Rows from a figure dataset
━━━━

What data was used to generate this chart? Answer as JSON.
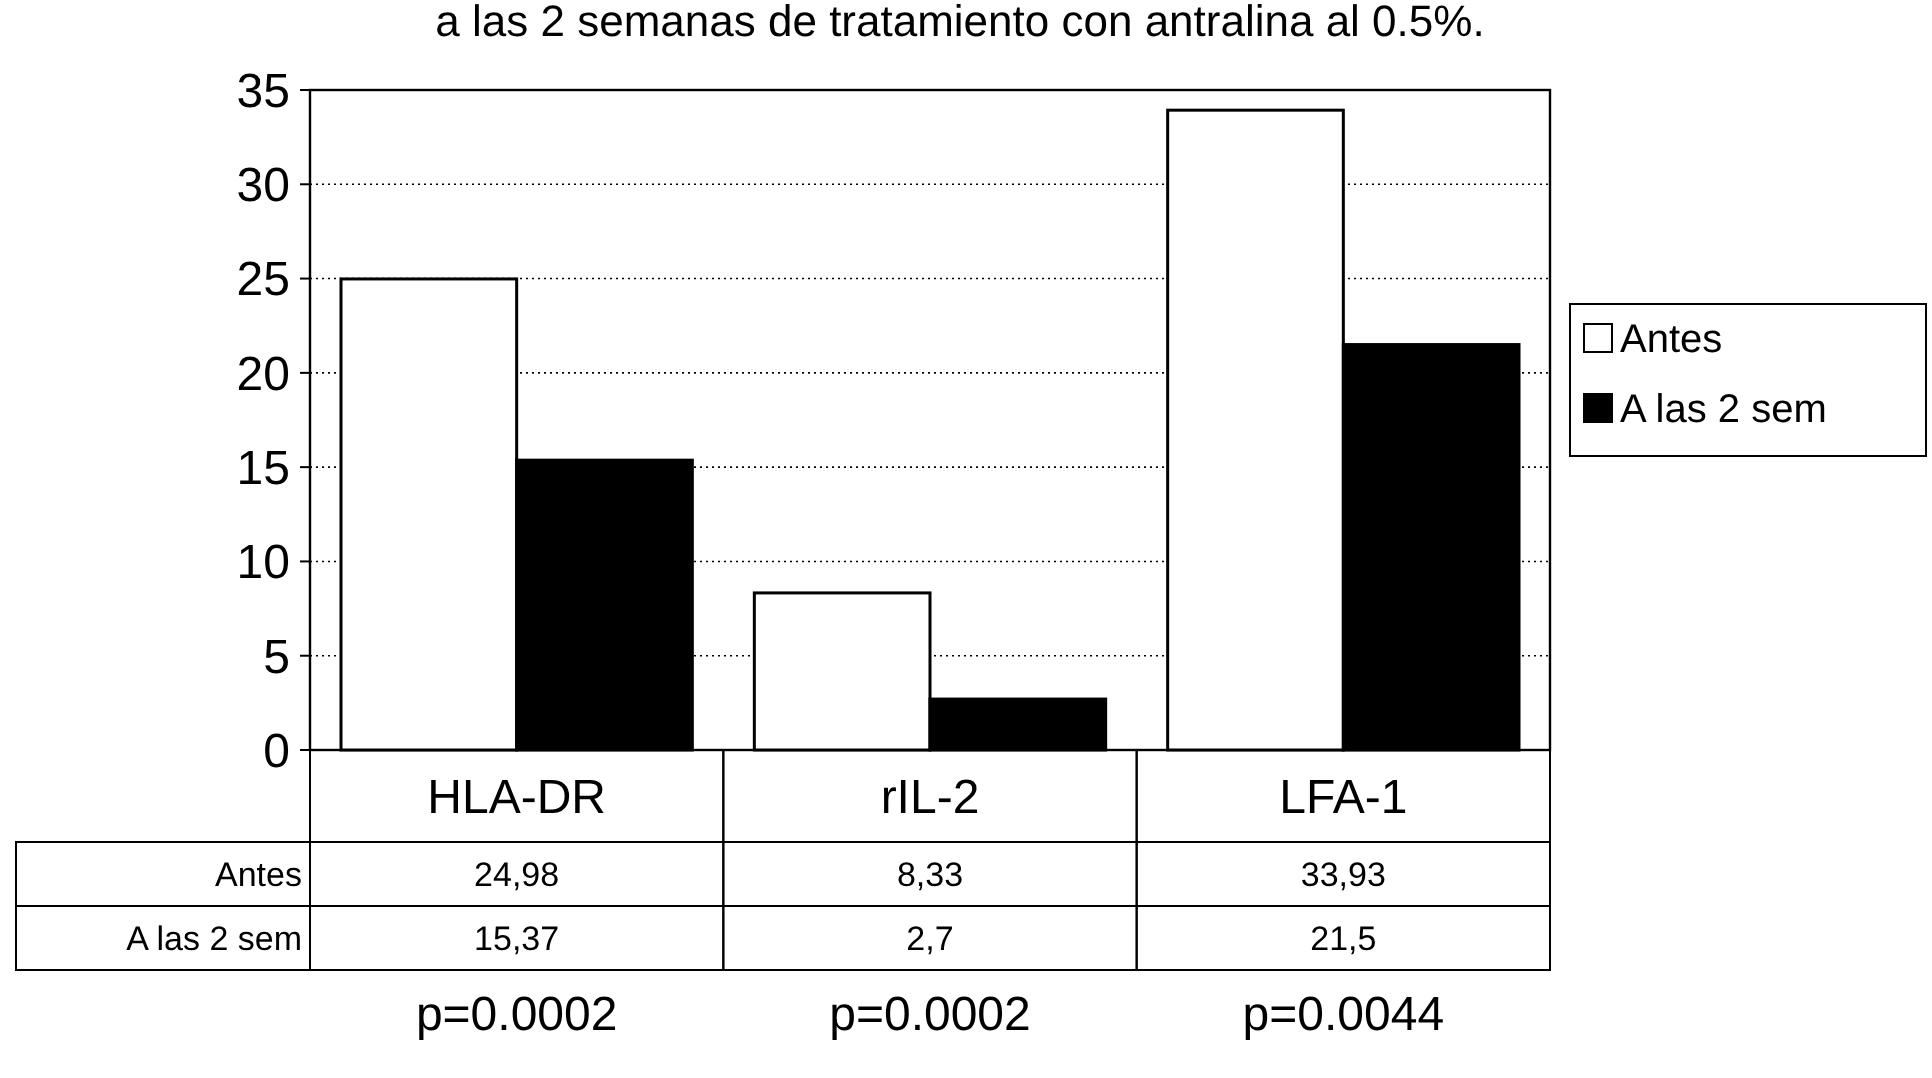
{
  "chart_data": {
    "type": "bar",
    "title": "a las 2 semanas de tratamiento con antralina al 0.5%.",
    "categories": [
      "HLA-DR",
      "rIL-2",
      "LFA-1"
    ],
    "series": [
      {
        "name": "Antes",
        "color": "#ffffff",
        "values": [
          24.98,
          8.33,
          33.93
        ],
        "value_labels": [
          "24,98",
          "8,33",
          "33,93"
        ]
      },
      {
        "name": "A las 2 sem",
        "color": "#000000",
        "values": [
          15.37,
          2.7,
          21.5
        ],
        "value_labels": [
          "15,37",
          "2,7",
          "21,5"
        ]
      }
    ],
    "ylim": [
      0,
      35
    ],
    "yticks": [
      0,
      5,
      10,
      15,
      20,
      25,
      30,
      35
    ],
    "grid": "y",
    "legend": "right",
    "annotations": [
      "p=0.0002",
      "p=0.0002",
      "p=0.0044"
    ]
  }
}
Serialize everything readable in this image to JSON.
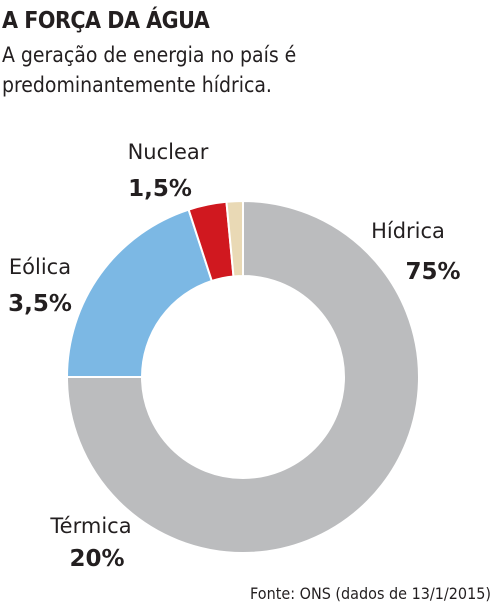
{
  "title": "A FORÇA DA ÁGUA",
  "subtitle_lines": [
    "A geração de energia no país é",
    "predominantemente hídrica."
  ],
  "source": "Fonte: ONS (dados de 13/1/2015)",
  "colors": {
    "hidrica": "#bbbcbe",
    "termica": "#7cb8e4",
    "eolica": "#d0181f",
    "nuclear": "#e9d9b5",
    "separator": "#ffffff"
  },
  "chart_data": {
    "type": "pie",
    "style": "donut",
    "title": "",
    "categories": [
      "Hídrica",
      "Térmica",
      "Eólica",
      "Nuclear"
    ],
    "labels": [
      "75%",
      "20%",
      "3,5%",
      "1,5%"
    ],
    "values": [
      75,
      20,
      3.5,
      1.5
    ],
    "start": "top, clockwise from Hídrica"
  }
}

━━━━

* [JOB]:
Word for word, quote the lines above. Omit the pictures.

* [RESULT FOR THIS TASK]:
What data was used to generate this chart? Answer as JSON.
{
  "chart_data": {
    "type": "bar",
    "title": "a las 2 semanas de tratamiento con antralina al 0.5%.",
    "categories": [
      "HLA-DR",
      "rIL-2",
      "LFA-1"
    ],
    "series": [
      {
        "name": "Antes",
        "color": "#ffffff",
        "values": [
          24.98,
          8.33,
          33.93
        ],
        "value_labels": [
          "24,98",
          "8,33",
          "33,93"
        ]
      },
      {
        "name": "A las 2 sem",
        "color": "#000000",
        "values": [
          15.37,
          2.7,
          21.5
        ],
        "value_labels": [
          "15,37",
          "2,7",
          "21,5"
        ]
      }
    ],
    "ylim": [
      0,
      35
    ],
    "yticks": [
      0,
      5,
      10,
      15,
      20,
      25,
      30,
      35
    ],
    "grid": "y",
    "legend": "right",
    "annotations": [
      "p=0.0002",
      "p=0.0002",
      "p=0.0044"
    ]
  }
}
Serialize everything readable in this image to JSON.
{
  "title": "A FORÇA DA ÁGUA",
  "subtitle_lines": [
    "A geração de energia no país é",
    "predominantemente hídrica."
  ],
  "source": "Fonte: ONS (dados de 13/1/2015)",
  "colors": {
    "hidrica": "#bbbcbe",
    "termica": "#7cb8e4",
    "eolica": "#d0181f",
    "nuclear": "#e9d9b5",
    "separator": "#ffffff"
  },
  "chart_data": {
    "type": "pie",
    "style": "donut",
    "title": "",
    "categories": [
      "Hídrica",
      "Térmica",
      "Eólica",
      "Nuclear"
    ],
    "labels": [
      "75%",
      "20%",
      "3,5%",
      "1,5%"
    ],
    "values": [
      75,
      20,
      3.5,
      1.5
    ],
    "start": "top, clockwise from Hídrica"
  }
}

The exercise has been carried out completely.